SET TASK:
Each line containing the word "DIFFICULT" must be reported.

DATA TO USE:
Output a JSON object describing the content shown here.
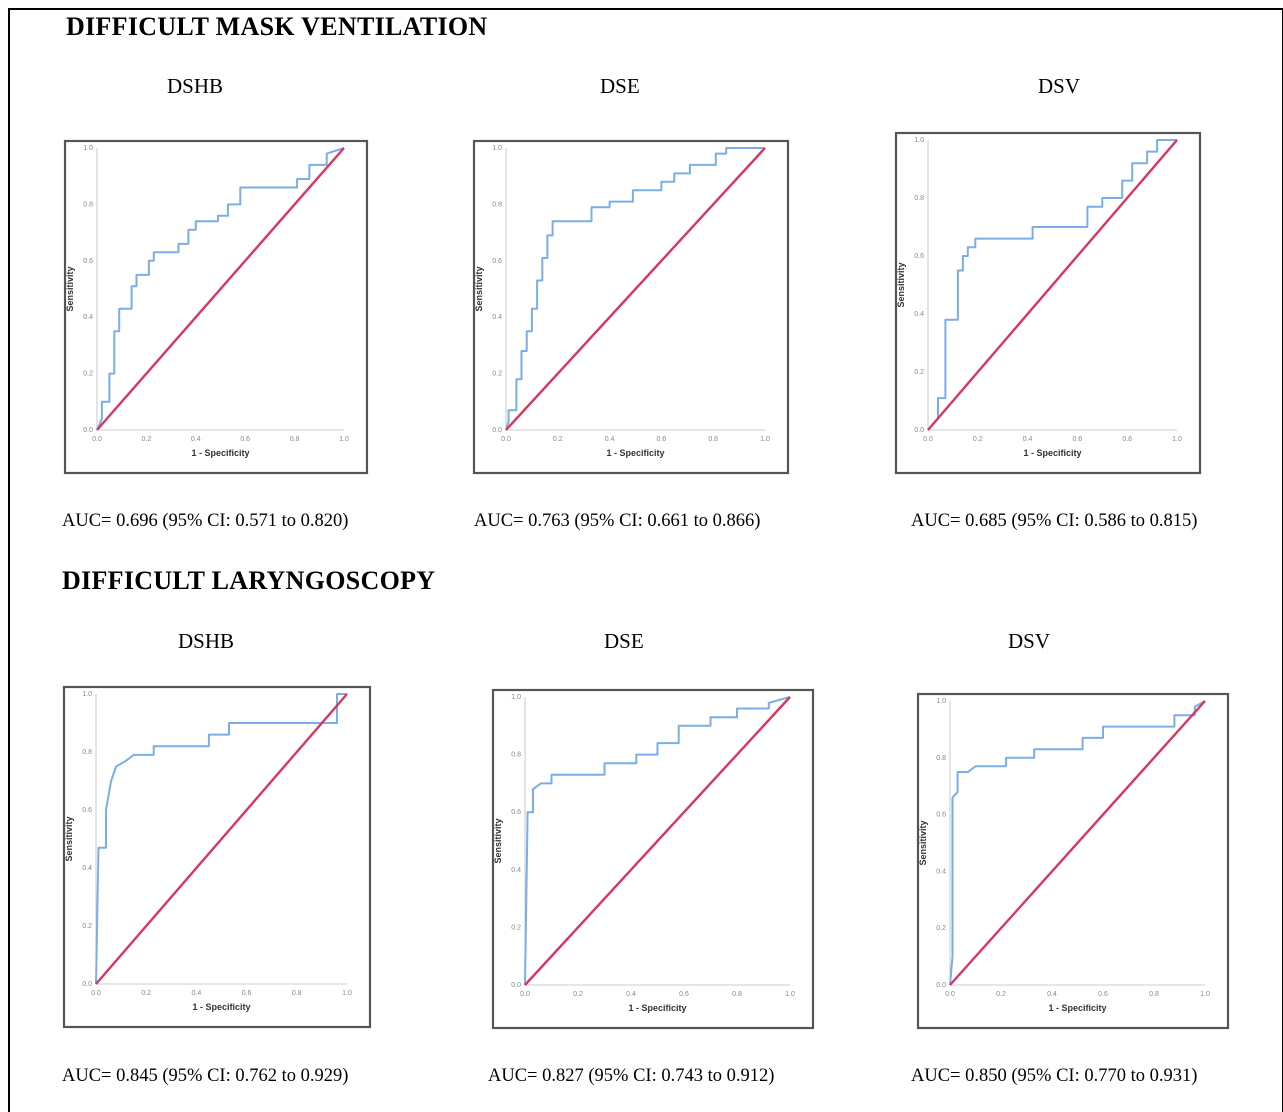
{
  "sections": [
    {
      "title": "DIFFICULT MASK VENTILATION"
    },
    {
      "title": "DIFFICULT LARYNGOSCOPY"
    }
  ],
  "style": {
    "roc_color": "#7aaee6",
    "reference_color": "#d9355f",
    "frame_color": "#555555"
  },
  "chart_data": [
    {
      "type": "line",
      "panel_title": "DSHB",
      "xlabel": "1 - Specificity",
      "ylabel": "Sensitivity",
      "xlim": [
        0,
        1
      ],
      "ylim": [
        0,
        1
      ],
      "ticks": [
        "0.0",
        "0.2",
        "0.4",
        "0.6",
        "0.8",
        "1.0"
      ],
      "auc_text": "AUC= 0.696 (95% CI: 0.571 to 0.820)",
      "series": [
        {
          "values_xy": [
            [
              0,
              0
            ],
            [
              0.02,
              0.04
            ],
            [
              0.02,
              0.1
            ],
            [
              0.05,
              0.1
            ],
            [
              0.05,
              0.2
            ],
            [
              0.07,
              0.2
            ],
            [
              0.07,
              0.35
            ],
            [
              0.09,
              0.35
            ],
            [
              0.09,
              0.43
            ],
            [
              0.14,
              0.43
            ],
            [
              0.14,
              0.51
            ],
            [
              0.16,
              0.51
            ],
            [
              0.16,
              0.55
            ],
            [
              0.21,
              0.55
            ],
            [
              0.21,
              0.6
            ],
            [
              0.23,
              0.6
            ],
            [
              0.23,
              0.63
            ],
            [
              0.33,
              0.63
            ],
            [
              0.33,
              0.66
            ],
            [
              0.37,
              0.66
            ],
            [
              0.37,
              0.71
            ],
            [
              0.4,
              0.71
            ],
            [
              0.4,
              0.74
            ],
            [
              0.49,
              0.74
            ],
            [
              0.49,
              0.76
            ],
            [
              0.53,
              0.76
            ],
            [
              0.53,
              0.8
            ],
            [
              0.58,
              0.8
            ],
            [
              0.58,
              0.86
            ],
            [
              0.81,
              0.86
            ],
            [
              0.81,
              0.89
            ],
            [
              0.86,
              0.89
            ],
            [
              0.86,
              0.94
            ],
            [
              0.93,
              0.94
            ],
            [
              0.93,
              0.98
            ],
            [
              1,
              1
            ]
          ]
        },
        {
          "values_xy": [
            [
              0,
              0
            ],
            [
              1,
              1
            ]
          ]
        }
      ]
    },
    {
      "type": "line",
      "panel_title": "DSE",
      "xlabel": "1 - Specificity",
      "ylabel": "Sensitivity",
      "xlim": [
        0,
        1
      ],
      "ylim": [
        0,
        1
      ],
      "ticks": [
        "0.0",
        "0.2",
        "0.4",
        "0.6",
        "0.8",
        "1.0"
      ],
      "auc_text": "AUC= 0.763 (95% CI: 0.661 to 0.866)",
      "series": [
        {
          "values_xy": [
            [
              0,
              0
            ],
            [
              0.01,
              0.03
            ],
            [
              0.01,
              0.07
            ],
            [
              0.04,
              0.07
            ],
            [
              0.04,
              0.18
            ],
            [
              0.06,
              0.18
            ],
            [
              0.06,
              0.28
            ],
            [
              0.08,
              0.28
            ],
            [
              0.08,
              0.35
            ],
            [
              0.1,
              0.35
            ],
            [
              0.1,
              0.43
            ],
            [
              0.12,
              0.43
            ],
            [
              0.12,
              0.53
            ],
            [
              0.14,
              0.53
            ],
            [
              0.14,
              0.61
            ],
            [
              0.16,
              0.61
            ],
            [
              0.16,
              0.69
            ],
            [
              0.18,
              0.69
            ],
            [
              0.18,
              0.74
            ],
            [
              0.33,
              0.74
            ],
            [
              0.33,
              0.79
            ],
            [
              0.4,
              0.79
            ],
            [
              0.4,
              0.81
            ],
            [
              0.49,
              0.81
            ],
            [
              0.49,
              0.85
            ],
            [
              0.6,
              0.85
            ],
            [
              0.6,
              0.88
            ],
            [
              0.65,
              0.88
            ],
            [
              0.65,
              0.91
            ],
            [
              0.71,
              0.91
            ],
            [
              0.71,
              0.94
            ],
            [
              0.81,
              0.94
            ],
            [
              0.81,
              0.98
            ],
            [
              0.85,
              0.98
            ],
            [
              0.85,
              1
            ],
            [
              1,
              1
            ]
          ]
        },
        {
          "values_xy": [
            [
              0,
              0
            ],
            [
              1,
              1
            ]
          ]
        }
      ]
    },
    {
      "type": "line",
      "panel_title": "DSV",
      "xlabel": "1 - Specificity",
      "ylabel": "Sensitivity",
      "xlim": [
        0,
        1
      ],
      "ylim": [
        0,
        1
      ],
      "ticks": [
        "0.0",
        "0.2",
        "0.4",
        "0.6",
        "0.8",
        "1.0"
      ],
      "auc_text": "AUC= 0.685 (95% CI: 0.586 to 0.815)",
      "series": [
        {
          "values_xy": [
            [
              0,
              0
            ],
            [
              0.04,
              0.04
            ],
            [
              0.04,
              0.11
            ],
            [
              0.07,
              0.11
            ],
            [
              0.07,
              0.38
            ],
            [
              0.12,
              0.38
            ],
            [
              0.12,
              0.55
            ],
            [
              0.14,
              0.55
            ],
            [
              0.14,
              0.6
            ],
            [
              0.16,
              0.6
            ],
            [
              0.16,
              0.63
            ],
            [
              0.19,
              0.63
            ],
            [
              0.19,
              0.66
            ],
            [
              0.42,
              0.66
            ],
            [
              0.42,
              0.7
            ],
            [
              0.64,
              0.7
            ],
            [
              0.64,
              0.77
            ],
            [
              0.7,
              0.77
            ],
            [
              0.7,
              0.8
            ],
            [
              0.78,
              0.8
            ],
            [
              0.78,
              0.86
            ],
            [
              0.82,
              0.86
            ],
            [
              0.82,
              0.92
            ],
            [
              0.88,
              0.92
            ],
            [
              0.88,
              0.96
            ],
            [
              0.92,
              0.96
            ],
            [
              0.92,
              1
            ],
            [
              1,
              1
            ]
          ]
        },
        {
          "values_xy": [
            [
              0,
              0
            ],
            [
              1,
              1
            ]
          ]
        }
      ]
    },
    {
      "type": "line",
      "panel_title": "DSHB",
      "xlabel": "1 - Specificity",
      "ylabel": "Sensitivity",
      "xlim": [
        0,
        1
      ],
      "ylim": [
        0,
        1
      ],
      "ticks": [
        "0.0",
        "0.2",
        "0.4",
        "0.6",
        "0.8",
        "1.0"
      ],
      "auc_text": "AUC= 0.845 (95% CI: 0.762 to 0.929)",
      "series": [
        {
          "values_xy": [
            [
              0,
              0
            ],
            [
              0.01,
              0.47
            ],
            [
              0.04,
              0.47
            ],
            [
              0.04,
              0.6
            ],
            [
              0.06,
              0.7
            ],
            [
              0.08,
              0.75
            ],
            [
              0.12,
              0.77
            ],
            [
              0.15,
              0.79
            ],
            [
              0.23,
              0.79
            ],
            [
              0.23,
              0.82
            ],
            [
              0.45,
              0.82
            ],
            [
              0.45,
              0.86
            ],
            [
              0.53,
              0.86
            ],
            [
              0.53,
              0.9
            ],
            [
              0.96,
              0.9
            ],
            [
              0.96,
              1
            ],
            [
              1,
              1
            ]
          ]
        },
        {
          "values_xy": [
            [
              0,
              0
            ],
            [
              1,
              1
            ]
          ]
        }
      ]
    },
    {
      "type": "line",
      "panel_title": "DSE",
      "xlabel": "1 - Specificity",
      "ylabel": "Sensitivity",
      "xlim": [
        0,
        1
      ],
      "ylim": [
        0,
        1
      ],
      "ticks": [
        "0.0",
        "0.2",
        "0.4",
        "0.6",
        "0.8",
        "1.0"
      ],
      "auc_text": "AUC= 0.827 (95% CI: 0.743 to 0.912)",
      "series": [
        {
          "values_xy": [
            [
              0,
              0
            ],
            [
              0.01,
              0.6
            ],
            [
              0.03,
              0.6
            ],
            [
              0.03,
              0.68
            ],
            [
              0.06,
              0.7
            ],
            [
              0.1,
              0.7
            ],
            [
              0.1,
              0.73
            ],
            [
              0.3,
              0.73
            ],
            [
              0.3,
              0.77
            ],
            [
              0.42,
              0.77
            ],
            [
              0.42,
              0.8
            ],
            [
              0.5,
              0.8
            ],
            [
              0.5,
              0.84
            ],
            [
              0.58,
              0.84
            ],
            [
              0.58,
              0.9
            ],
            [
              0.7,
              0.9
            ],
            [
              0.7,
              0.93
            ],
            [
              0.8,
              0.93
            ],
            [
              0.8,
              0.96
            ],
            [
              0.92,
              0.96
            ],
            [
              0.92,
              0.98
            ],
            [
              1,
              1
            ]
          ]
        },
        {
          "values_xy": [
            [
              0,
              0
            ],
            [
              1,
              1
            ]
          ]
        }
      ]
    },
    {
      "type": "line",
      "panel_title": "DSV",
      "xlabel": "1 - Specificity",
      "ylabel": "Sensitivity",
      "xlim": [
        0,
        1
      ],
      "ylim": [
        0,
        1
      ],
      "ticks": [
        "0.0",
        "0.2",
        "0.4",
        "0.6",
        "0.8",
        "1.0"
      ],
      "auc_text": "AUC= 0.850 (95% CI: 0.770 to 0.931)",
      "series": [
        {
          "values_xy": [
            [
              0,
              0
            ],
            [
              0.01,
              0.1
            ],
            [
              0.01,
              0.66
            ],
            [
              0.03,
              0.68
            ],
            [
              0.03,
              0.75
            ],
            [
              0.07,
              0.75
            ],
            [
              0.1,
              0.77
            ],
            [
              0.22,
              0.77
            ],
            [
              0.22,
              0.8
            ],
            [
              0.33,
              0.8
            ],
            [
              0.33,
              0.83
            ],
            [
              0.52,
              0.83
            ],
            [
              0.52,
              0.87
            ],
            [
              0.6,
              0.87
            ],
            [
              0.6,
              0.91
            ],
            [
              0.88,
              0.91
            ],
            [
              0.88,
              0.95
            ],
            [
              0.96,
              0.95
            ],
            [
              0.96,
              0.98
            ],
            [
              1,
              1
            ]
          ]
        },
        {
          "values_xy": [
            [
              0,
              0
            ],
            [
              1,
              1
            ]
          ]
        }
      ]
    }
  ]
}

WRITTEN RESPONSE:
      "title": "DIFFICULT MASK VENTILATION"
      "title": "DIFFICULT LARYNGOSCOPY"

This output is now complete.